Source records
________________________________________

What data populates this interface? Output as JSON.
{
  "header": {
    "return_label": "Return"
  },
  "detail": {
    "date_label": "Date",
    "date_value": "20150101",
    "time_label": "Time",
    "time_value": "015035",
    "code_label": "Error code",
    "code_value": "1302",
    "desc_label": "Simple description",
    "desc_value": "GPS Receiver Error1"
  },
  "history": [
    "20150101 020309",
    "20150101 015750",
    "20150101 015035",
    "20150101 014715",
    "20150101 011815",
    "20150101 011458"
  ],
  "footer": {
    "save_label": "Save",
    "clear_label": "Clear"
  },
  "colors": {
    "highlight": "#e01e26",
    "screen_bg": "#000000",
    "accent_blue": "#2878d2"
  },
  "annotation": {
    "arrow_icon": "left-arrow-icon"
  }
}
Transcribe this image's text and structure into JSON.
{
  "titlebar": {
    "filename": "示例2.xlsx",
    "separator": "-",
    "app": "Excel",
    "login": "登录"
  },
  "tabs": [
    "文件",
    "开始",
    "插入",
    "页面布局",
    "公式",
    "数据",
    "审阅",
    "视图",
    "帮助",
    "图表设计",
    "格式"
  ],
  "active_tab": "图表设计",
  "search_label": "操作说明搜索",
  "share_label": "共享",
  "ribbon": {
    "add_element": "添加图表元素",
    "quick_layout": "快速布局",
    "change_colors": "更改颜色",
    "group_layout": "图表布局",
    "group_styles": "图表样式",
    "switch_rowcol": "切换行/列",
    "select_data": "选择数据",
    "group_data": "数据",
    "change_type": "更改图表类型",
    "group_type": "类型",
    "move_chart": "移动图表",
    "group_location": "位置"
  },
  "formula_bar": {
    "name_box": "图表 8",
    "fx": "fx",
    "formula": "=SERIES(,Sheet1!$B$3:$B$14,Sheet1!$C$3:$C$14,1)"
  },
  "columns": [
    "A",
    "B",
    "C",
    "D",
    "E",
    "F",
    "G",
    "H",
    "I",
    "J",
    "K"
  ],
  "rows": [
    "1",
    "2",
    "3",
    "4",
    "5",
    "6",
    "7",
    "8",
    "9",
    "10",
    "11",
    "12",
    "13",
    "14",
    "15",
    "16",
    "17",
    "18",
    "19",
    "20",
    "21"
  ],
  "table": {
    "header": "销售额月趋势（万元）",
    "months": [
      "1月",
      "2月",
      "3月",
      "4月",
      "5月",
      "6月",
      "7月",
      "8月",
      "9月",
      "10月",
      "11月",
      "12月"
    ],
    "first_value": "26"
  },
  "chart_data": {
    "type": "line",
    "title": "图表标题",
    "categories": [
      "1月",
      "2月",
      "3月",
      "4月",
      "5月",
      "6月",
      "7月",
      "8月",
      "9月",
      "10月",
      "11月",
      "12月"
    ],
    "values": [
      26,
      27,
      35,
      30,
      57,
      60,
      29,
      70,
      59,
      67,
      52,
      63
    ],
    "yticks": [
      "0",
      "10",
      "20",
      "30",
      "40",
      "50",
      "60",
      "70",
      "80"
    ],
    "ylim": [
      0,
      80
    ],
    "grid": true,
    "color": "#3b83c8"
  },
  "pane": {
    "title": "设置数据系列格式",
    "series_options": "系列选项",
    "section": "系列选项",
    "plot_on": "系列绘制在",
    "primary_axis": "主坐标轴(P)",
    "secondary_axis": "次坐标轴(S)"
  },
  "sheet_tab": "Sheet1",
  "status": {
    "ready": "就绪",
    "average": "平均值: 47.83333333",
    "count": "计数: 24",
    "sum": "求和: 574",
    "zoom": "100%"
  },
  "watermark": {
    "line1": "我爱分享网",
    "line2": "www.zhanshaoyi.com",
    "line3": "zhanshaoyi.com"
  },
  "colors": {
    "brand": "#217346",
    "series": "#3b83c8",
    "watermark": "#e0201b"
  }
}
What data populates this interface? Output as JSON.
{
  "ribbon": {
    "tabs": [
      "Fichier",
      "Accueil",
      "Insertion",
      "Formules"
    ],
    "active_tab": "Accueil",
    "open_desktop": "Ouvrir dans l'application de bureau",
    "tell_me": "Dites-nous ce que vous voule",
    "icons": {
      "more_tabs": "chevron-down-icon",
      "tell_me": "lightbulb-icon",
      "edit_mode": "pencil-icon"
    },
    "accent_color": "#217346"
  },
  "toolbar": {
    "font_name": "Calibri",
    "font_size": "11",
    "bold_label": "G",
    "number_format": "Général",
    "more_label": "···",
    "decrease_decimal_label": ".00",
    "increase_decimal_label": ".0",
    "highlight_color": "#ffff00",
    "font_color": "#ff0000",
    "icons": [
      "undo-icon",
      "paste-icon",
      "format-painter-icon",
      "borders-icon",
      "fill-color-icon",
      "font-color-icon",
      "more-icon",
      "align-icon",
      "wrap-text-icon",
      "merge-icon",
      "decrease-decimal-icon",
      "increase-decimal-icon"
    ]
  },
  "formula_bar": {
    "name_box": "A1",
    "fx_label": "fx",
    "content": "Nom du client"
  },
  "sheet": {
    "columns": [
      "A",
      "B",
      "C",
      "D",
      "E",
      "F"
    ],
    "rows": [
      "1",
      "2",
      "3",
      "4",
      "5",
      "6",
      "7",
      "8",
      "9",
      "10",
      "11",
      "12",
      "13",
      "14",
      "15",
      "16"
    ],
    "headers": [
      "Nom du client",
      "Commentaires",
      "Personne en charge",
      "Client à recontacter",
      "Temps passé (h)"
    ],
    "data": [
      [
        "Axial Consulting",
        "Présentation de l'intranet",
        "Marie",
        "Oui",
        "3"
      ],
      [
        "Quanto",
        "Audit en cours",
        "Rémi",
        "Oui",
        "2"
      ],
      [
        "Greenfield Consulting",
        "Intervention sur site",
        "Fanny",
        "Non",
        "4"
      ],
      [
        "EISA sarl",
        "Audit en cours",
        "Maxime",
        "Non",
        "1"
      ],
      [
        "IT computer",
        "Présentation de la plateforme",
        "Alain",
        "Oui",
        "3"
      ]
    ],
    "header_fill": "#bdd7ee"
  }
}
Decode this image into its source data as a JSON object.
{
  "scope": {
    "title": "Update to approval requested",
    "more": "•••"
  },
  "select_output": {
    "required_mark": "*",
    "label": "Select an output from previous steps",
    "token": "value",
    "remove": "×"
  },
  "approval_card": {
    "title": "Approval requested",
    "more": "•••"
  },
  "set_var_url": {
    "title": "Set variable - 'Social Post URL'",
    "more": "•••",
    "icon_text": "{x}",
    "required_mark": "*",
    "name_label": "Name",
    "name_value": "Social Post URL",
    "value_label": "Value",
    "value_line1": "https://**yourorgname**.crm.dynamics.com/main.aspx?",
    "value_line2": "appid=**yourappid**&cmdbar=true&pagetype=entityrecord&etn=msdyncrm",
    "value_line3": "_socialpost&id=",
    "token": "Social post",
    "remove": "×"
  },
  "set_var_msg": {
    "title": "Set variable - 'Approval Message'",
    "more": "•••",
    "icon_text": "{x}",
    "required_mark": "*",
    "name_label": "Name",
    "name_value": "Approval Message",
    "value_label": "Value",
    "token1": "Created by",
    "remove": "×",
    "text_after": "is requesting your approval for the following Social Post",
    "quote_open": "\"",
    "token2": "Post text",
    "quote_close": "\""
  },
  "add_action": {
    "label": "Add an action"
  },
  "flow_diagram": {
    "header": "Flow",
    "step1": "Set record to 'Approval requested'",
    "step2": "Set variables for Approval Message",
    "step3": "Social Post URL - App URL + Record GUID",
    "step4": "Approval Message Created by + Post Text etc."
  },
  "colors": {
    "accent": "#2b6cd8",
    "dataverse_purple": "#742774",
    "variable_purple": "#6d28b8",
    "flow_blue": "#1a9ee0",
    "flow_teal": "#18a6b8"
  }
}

________________________________________

Copy all lines from the listing that contain "Created".

**Finished answer**.
    "token1": "Created by",
    "step4": "Approval Message Created by + Post Text etc."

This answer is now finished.